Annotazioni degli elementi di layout
-=-=-
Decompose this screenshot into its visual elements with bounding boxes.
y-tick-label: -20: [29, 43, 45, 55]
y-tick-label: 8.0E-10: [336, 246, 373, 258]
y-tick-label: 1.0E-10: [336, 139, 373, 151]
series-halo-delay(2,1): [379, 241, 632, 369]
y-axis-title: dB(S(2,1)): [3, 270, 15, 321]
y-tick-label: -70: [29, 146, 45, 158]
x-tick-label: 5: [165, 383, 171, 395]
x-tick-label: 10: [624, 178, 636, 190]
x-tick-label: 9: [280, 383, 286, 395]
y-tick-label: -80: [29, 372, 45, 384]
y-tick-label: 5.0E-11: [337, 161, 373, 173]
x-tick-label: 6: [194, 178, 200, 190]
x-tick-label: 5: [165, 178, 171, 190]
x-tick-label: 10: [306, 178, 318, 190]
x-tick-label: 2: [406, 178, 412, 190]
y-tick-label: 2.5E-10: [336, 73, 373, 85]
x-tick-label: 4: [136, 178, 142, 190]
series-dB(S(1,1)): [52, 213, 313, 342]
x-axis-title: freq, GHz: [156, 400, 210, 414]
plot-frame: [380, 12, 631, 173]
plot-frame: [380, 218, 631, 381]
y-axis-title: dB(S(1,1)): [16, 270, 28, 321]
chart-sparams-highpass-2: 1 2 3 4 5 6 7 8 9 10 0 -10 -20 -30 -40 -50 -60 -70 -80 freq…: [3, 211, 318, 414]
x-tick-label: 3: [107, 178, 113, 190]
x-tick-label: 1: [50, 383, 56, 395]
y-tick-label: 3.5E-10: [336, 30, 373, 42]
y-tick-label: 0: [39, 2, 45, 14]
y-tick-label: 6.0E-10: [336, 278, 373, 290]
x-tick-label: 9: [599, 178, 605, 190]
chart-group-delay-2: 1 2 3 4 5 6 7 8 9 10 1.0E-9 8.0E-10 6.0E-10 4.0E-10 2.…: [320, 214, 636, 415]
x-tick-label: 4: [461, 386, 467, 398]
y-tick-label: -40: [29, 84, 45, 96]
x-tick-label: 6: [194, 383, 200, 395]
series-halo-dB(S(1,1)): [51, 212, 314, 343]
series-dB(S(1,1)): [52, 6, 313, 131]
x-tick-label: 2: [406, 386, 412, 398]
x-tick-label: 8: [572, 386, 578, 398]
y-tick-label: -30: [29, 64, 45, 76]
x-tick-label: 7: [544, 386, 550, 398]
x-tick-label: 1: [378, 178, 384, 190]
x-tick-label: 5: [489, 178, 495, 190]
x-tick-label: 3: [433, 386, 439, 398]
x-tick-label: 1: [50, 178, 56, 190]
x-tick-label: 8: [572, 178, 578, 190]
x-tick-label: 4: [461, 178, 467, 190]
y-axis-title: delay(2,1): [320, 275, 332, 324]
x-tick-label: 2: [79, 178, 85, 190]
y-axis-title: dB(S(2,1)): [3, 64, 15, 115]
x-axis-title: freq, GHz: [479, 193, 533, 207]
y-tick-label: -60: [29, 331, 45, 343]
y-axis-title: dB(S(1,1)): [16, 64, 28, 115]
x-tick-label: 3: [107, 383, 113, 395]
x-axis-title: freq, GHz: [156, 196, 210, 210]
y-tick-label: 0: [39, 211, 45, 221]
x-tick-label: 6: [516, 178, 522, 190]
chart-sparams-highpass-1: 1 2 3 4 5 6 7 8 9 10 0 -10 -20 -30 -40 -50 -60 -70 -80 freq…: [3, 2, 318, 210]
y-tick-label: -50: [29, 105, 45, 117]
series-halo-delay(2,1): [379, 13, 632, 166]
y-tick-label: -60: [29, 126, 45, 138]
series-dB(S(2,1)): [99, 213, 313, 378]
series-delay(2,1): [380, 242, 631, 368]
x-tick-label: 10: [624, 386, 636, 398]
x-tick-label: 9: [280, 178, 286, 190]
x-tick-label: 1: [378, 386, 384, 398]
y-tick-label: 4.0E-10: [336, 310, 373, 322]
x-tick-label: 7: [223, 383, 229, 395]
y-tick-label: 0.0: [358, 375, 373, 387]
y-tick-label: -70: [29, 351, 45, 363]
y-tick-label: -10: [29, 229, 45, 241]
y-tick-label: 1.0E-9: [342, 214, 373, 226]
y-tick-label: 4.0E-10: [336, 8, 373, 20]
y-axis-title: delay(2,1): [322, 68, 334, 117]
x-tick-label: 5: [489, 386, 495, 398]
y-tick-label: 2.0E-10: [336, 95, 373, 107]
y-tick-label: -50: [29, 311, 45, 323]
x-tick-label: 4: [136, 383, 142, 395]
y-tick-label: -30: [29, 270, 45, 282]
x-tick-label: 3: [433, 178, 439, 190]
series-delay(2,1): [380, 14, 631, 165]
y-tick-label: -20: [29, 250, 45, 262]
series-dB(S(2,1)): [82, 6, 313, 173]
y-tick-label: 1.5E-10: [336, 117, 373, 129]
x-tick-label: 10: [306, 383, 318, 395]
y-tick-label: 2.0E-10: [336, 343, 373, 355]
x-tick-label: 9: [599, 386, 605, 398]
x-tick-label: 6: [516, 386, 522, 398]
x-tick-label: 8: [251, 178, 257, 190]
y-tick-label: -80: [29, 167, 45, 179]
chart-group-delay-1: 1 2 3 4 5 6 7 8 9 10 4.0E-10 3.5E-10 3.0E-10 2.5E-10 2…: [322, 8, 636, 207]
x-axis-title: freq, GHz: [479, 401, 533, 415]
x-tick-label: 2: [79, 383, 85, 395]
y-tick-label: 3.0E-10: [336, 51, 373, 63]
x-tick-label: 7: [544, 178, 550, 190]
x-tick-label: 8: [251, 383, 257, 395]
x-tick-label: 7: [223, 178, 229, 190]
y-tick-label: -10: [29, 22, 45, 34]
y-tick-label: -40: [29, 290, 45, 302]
-=-=-
Cosa fare: Restituisci tali e quali le righe dalla prima fino a quella che contiene "x-tick-label: 9: [599, 178, 605, 190]", compresa.

Soluzione:
Decompose this screenshot into its visual elements with bounding boxes.
y-tick-label: -20: [29, 43, 45, 55]
y-tick-label: 8.0E-10: [336, 246, 373, 258]
y-tick-label: 1.0E-10: [336, 139, 373, 151]
series-halo-delay(2,1): [379, 241, 632, 369]
y-axis-title: dB(S(2,1)): [3, 270, 15, 321]
y-tick-label: -70: [29, 146, 45, 158]
x-tick-label: 5: [165, 383, 171, 395]
x-tick-label: 10: [624, 178, 636, 190]
x-tick-label: 9: [280, 383, 286, 395]
y-tick-label: -80: [29, 372, 45, 384]
y-tick-label: 5.0E-11: [337, 161, 373, 173]
x-tick-label: 6: [194, 178, 200, 190]
x-tick-label: 5: [165, 178, 171, 190]
x-tick-label: 10: [306, 178, 318, 190]
x-tick-label: 2: [406, 178, 412, 190]
y-tick-label: 2.5E-10: [336, 73, 373, 85]
x-tick-label: 4: [136, 178, 142, 190]
series-dB(S(1,1)): [52, 213, 313, 342]
x-axis-title: freq, GHz: [156, 400, 210, 414]
plot-frame: [380, 12, 631, 173]
plot-frame: [380, 218, 631, 381]
y-axis-title: dB(S(1,1)): [16, 270, 28, 321]
chart-sparams-highpass-2: 1 2 3 4 5 6 7 8 9 10 0 -10 -20 -30 -40 -50 -60 -70 -80 freq…: [3, 211, 318, 414]
x-tick-label: 3: [107, 178, 113, 190]
x-tick-label: 1: [50, 383, 56, 395]
y-tick-label: 3.5E-10: [336, 30, 373, 42]
y-tick-label: 0: [39, 2, 45, 14]
y-tick-label: 6.0E-10: [336, 278, 373, 290]
x-tick-label: 9: [599, 178, 605, 190]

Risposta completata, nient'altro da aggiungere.